EXERCISE DETAILS: In the listing below, locate the lines bearing the word "Output". Copy every one of them.
-- BEGIN PROVIDED MATERIAL --
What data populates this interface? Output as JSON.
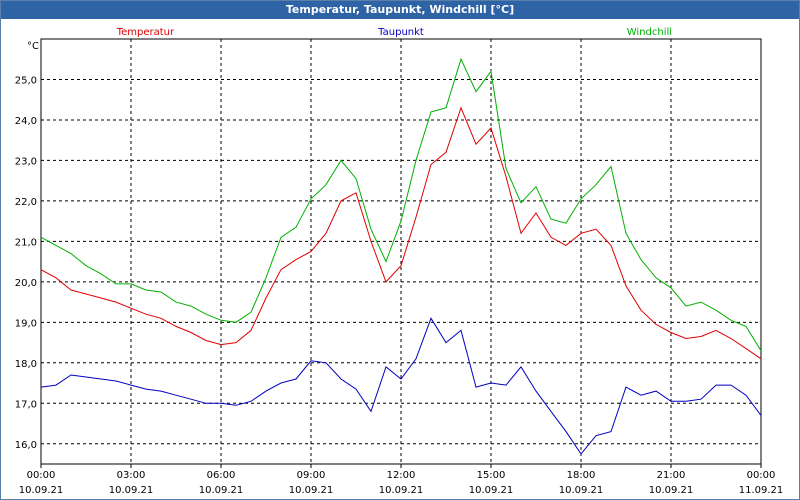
{
  "window": {
    "title": "Temperatur, Taupunkt, Windchill [°C]"
  },
  "chart_data": {
    "type": "line",
    "ylabel": "°C",
    "ylim": [
      15.5,
      26.0
    ],
    "yticks": [
      16.0,
      17.0,
      18.0,
      19.0,
      20.0,
      21.0,
      22.0,
      23.0,
      24.0,
      25.0
    ],
    "ytick_labels": [
      "16,0",
      "17,0",
      "18,0",
      "19,0",
      "20,0",
      "21,0",
      "22,0",
      "23,0",
      "24,0",
      "25,0"
    ],
    "xlim": [
      0,
      24
    ],
    "xticks": [
      0,
      3,
      6,
      9,
      12,
      15,
      18,
      21,
      24
    ],
    "xtick_labels": [
      [
        "00:00",
        "10.09.21"
      ],
      [
        "03:00",
        "10.09.21"
      ],
      [
        "06:00",
        "10.09.21"
      ],
      [
        "09:00",
        "10.09.21"
      ],
      [
        "12:00",
        "10.09.21"
      ],
      [
        "15:00",
        "10.09.21"
      ],
      [
        "18:00",
        "10.09.21"
      ],
      [
        "21:00",
        "10.09.21"
      ],
      [
        "00:00",
        "11.09.21"
      ]
    ],
    "grid": true,
    "legend_placement": "top",
    "x": [
      0,
      0.5,
      1,
      1.5,
      2,
      2.5,
      3,
      3.5,
      4,
      4.5,
      5,
      5.5,
      6,
      6.5,
      7,
      7.5,
      8,
      8.5,
      9,
      9.5,
      10,
      10.5,
      11,
      11.5,
      12,
      12.5,
      13,
      13.5,
      14,
      14.5,
      15,
      15.5,
      16,
      16.5,
      17,
      17.5,
      18,
      18.5,
      19,
      19.5,
      20,
      20.5,
      21,
      21.5,
      22,
      22.5,
      23,
      23.5,
      24
    ],
    "series": [
      {
        "name": "Temperatur",
        "color": "#e00000",
        "values": [
          20.3,
          20.1,
          19.8,
          19.7,
          19.6,
          19.5,
          19.35,
          19.2,
          19.1,
          18.9,
          18.75,
          18.55,
          18.45,
          18.5,
          18.8,
          19.6,
          20.3,
          20.55,
          20.75,
          21.2,
          22.0,
          22.2,
          21.0,
          20.0,
          20.4,
          21.6,
          22.9,
          23.2,
          24.3,
          23.4,
          23.8,
          22.6,
          21.2,
          21.7,
          21.1,
          20.9,
          21.2,
          21.3,
          20.9,
          19.9,
          19.3,
          18.95,
          18.75,
          18.6,
          18.65,
          18.8,
          18.6,
          18.35,
          18.1
        ]
      },
      {
        "name": "Taupunkt",
        "color": "#0000c0",
        "values": [
          17.4,
          17.45,
          17.7,
          17.65,
          17.6,
          17.55,
          17.45,
          17.35,
          17.3,
          17.2,
          17.1,
          17.0,
          17.0,
          16.95,
          17.05,
          17.3,
          17.5,
          17.6,
          18.05,
          18.0,
          17.6,
          17.35,
          16.8,
          17.9,
          17.6,
          18.1,
          19.1,
          18.5,
          18.8,
          17.4,
          17.5,
          17.45,
          17.9,
          17.3,
          16.8,
          16.3,
          15.75,
          16.2,
          16.3,
          17.4,
          17.2,
          17.3,
          17.05,
          17.05,
          17.1,
          17.45,
          17.45,
          17.2,
          16.7
        ]
      },
      {
        "name": "Windchill",
        "color": "#00b000",
        "values": [
          21.1,
          20.9,
          20.7,
          20.4,
          20.2,
          19.95,
          19.95,
          19.8,
          19.75,
          19.5,
          19.4,
          19.2,
          19.05,
          19.0,
          19.25,
          20.1,
          21.1,
          21.35,
          22.05,
          22.4,
          23.0,
          22.55,
          21.3,
          20.5,
          21.5,
          23.0,
          24.2,
          24.3,
          25.5,
          24.7,
          25.2,
          22.8,
          21.95,
          22.35,
          21.55,
          21.45,
          22.05,
          22.4,
          22.85,
          21.2,
          20.55,
          20.1,
          19.85,
          19.4,
          19.5,
          19.3,
          19.05,
          18.9,
          18.3
        ]
      }
    ]
  }
}
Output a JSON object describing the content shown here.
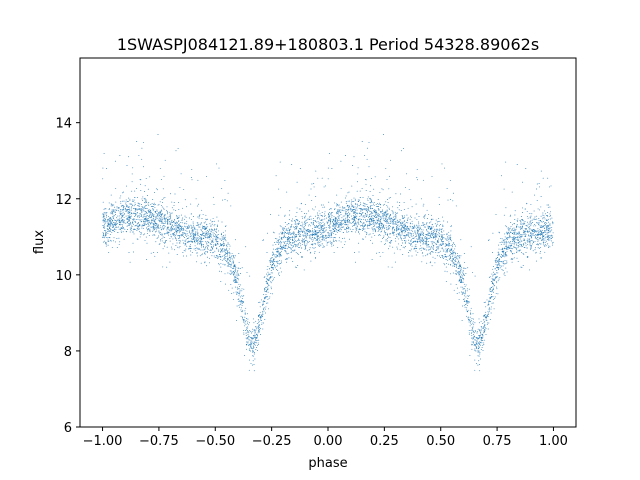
{
  "chart_data": {
    "type": "scatter",
    "title": "1SWASPJ084121.89+180803.1 Period 54328.89062s",
    "xlabel": "phase",
    "ylabel": "flux",
    "xlim": [
      -1.1,
      1.1
    ],
    "ylim": [
      6.0,
      15.7
    ],
    "x_ticks": [
      -1.0,
      -0.75,
      -0.5,
      -0.25,
      0.0,
      0.25,
      0.5,
      0.75,
      1.0
    ],
    "x_tick_labels": [
      "−1.00",
      "−0.75",
      "−0.50",
      "−0.25",
      "0.00",
      "0.25",
      "0.50",
      "0.75",
      "1.00"
    ],
    "y_ticks": [
      6,
      8,
      10,
      12,
      14
    ],
    "y_tick_labels": [
      "6",
      "8",
      "10",
      "12",
      "14"
    ],
    "grid": false,
    "legend": "none",
    "point_color": "#1f77b4",
    "x_range": [
      -1.0,
      1.0
    ],
    "profile": {
      "phase": [
        0.0,
        0.1,
        0.2,
        0.3,
        0.4,
        0.5,
        0.55,
        0.6,
        0.62,
        0.64,
        0.66,
        0.68,
        0.7,
        0.72,
        0.75,
        0.8,
        0.9,
        1.0
      ],
      "flux": [
        11.2,
        11.6,
        11.5,
        11.3,
        11.0,
        10.9,
        10.5,
        9.8,
        9.2,
        8.5,
        8.2,
        8.3,
        8.8,
        9.4,
        10.2,
        10.9,
        11.1,
        11.2
      ]
    },
    "features": {
      "primary_minimum": {
        "phase": [
          -0.33,
          0.67
        ],
        "flux": 8.1
      },
      "maximum": {
        "phase": [
          -0.85,
          0.15
        ],
        "flux": 11.6
      },
      "scatter_sigma": 0.25,
      "points_per_cycle": 3000
    }
  }
}
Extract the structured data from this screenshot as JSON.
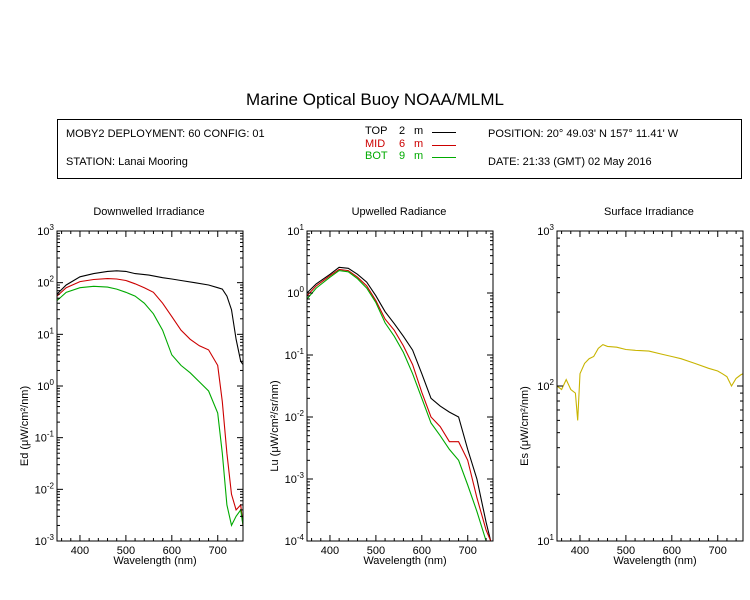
-- END PROVIDED MATERIAL --
WRITTEN RESPONSE:
What data populates this interface? Output as JSON.
Output a JSON object describing the content shown here.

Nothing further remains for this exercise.